----- Excerto selecionado

Se por um lado, o estudo da cultura em contexto escolar desperta e aguça a curiosidade investigativa, por outro lado, a questão das «boas escolas» é sem dúvida relevante no campo investigativo, perspetiva um outro modo de pensar a escola, num entrecruzar de uma outra gramática da escola, num quadro epistemológico que evidência o sentido e as práticas das lideranças exercidas sob os princípios da democracia, perspetivando-se como a chave da mudança e da inovação da escola na contemporaneidade.

Considera-se a temática especialmente pertinente no contexto educativo contemporâneo, dado que a par do fenómeno da massificação e da globalização urge a necessidade de se (re)pensar a escola em que as lideranças se constituem como fator dinamizador da cultura organizacional de «boas escolas» uma escola em que todos têm o direito de aprender e as mesmas oportunidades de sucesso educativo.

----------
----- Material fornecido

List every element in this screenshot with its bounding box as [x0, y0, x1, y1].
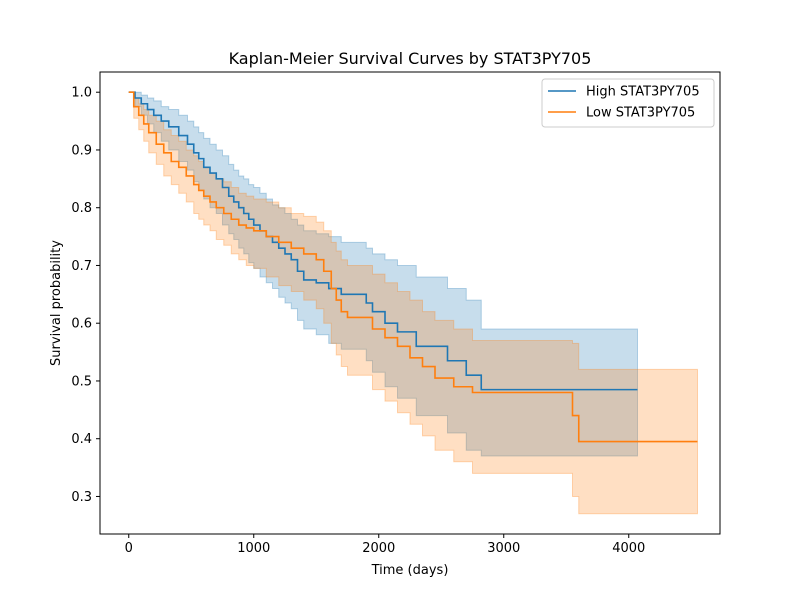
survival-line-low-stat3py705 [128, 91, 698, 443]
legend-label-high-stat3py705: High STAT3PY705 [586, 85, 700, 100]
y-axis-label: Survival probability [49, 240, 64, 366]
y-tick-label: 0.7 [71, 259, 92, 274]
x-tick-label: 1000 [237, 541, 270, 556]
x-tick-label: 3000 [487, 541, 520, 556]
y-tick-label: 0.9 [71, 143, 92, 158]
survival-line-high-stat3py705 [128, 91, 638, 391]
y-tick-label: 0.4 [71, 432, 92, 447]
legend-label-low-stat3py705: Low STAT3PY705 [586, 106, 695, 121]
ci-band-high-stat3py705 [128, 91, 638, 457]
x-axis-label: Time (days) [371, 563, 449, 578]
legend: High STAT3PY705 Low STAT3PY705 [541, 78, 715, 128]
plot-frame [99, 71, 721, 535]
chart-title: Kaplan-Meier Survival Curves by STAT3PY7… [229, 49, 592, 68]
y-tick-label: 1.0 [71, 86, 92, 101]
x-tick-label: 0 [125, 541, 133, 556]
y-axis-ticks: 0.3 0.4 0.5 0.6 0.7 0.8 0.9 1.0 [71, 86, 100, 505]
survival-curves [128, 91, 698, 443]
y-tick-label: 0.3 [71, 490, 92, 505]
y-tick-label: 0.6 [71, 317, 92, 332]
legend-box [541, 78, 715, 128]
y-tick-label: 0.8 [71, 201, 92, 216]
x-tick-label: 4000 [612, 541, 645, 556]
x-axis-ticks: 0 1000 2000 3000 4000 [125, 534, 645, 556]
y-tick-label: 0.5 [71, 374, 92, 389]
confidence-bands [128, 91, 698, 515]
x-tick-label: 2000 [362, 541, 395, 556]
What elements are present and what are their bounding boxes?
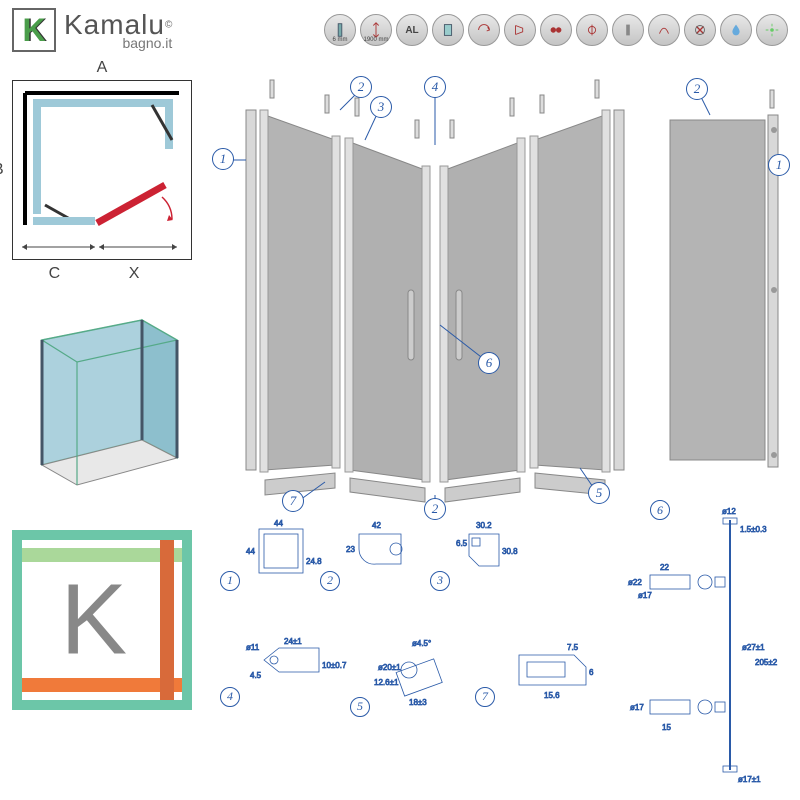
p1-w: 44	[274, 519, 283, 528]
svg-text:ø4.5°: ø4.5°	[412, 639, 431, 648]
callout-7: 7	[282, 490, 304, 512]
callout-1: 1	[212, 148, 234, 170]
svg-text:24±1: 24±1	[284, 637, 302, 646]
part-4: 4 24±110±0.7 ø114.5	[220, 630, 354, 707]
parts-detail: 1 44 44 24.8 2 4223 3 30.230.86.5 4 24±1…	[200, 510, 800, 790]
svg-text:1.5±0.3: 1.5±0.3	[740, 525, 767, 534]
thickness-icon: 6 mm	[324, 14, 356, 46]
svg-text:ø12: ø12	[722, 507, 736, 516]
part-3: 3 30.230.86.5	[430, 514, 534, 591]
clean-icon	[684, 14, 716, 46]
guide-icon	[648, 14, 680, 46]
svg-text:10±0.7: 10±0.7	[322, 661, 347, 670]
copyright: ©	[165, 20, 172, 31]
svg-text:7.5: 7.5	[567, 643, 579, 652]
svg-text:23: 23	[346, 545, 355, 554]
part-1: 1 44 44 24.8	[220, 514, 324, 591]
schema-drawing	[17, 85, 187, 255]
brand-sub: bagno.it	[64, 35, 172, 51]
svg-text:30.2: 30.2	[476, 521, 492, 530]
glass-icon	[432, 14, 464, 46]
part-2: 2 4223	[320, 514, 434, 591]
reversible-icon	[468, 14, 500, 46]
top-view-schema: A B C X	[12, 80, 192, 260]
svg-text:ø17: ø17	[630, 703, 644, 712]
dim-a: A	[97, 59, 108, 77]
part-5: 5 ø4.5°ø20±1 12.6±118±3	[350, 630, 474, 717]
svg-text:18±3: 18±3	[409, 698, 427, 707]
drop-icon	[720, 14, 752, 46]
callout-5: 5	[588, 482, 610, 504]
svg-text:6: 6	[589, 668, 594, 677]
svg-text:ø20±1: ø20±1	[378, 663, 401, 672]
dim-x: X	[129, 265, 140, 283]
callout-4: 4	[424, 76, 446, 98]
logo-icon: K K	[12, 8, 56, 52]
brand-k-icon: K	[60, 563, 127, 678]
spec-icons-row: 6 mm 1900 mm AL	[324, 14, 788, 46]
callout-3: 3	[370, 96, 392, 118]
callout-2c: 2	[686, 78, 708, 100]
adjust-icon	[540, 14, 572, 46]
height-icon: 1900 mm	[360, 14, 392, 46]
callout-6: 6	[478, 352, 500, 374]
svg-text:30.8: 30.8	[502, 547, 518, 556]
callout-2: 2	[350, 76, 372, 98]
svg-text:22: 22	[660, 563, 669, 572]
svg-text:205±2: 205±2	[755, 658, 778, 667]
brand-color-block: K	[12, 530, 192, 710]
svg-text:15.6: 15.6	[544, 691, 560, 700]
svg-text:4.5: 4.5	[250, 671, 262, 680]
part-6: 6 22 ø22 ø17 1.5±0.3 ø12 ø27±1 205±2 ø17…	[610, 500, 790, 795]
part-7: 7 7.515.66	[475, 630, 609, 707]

----------

#### Tarefas a realizar:
A) Indique todas as palavras do excerto que terminam em «-ção», pela ordem em que aparecem.
B) Reescreva o excerto a começar em «Se por um lado, o» e a terminar em «de sucesso educativo.», trocando «lideranças» por «chefias».

#### Respostas desenvolvidas:
A) inovação, massificação, globalização

B)
Se por um lado, o estudo da cultura em contexto escolar desperta e aguça a curiosidade investigativa, por outro lado, a questão das «boas escolas» é sem dúvida relevante no campo investigativo, perspetiva um outro modo de pensar a escola, num entrecruzar de uma outra gramática da escola, num quadro epistemológico que evidência o sentido e as práticas das chefias exercidas sob os princípios da democracia, perspetivando-se como a chave da mudança e da inovação da escola na contemporaneidade.

Considera-se a temática especialmente pertinente no contexto educativo contemporâneo, dado que a par do fenómeno da massificação e da globalização urge a necessidade de se (re)pensar a escola em que as chefias se constituem como fator dinamizador da cultura organizacional de «boas escolas» uma escola em que todos têm o direito de aprender e as mesmas oportunidades de sucesso educativo.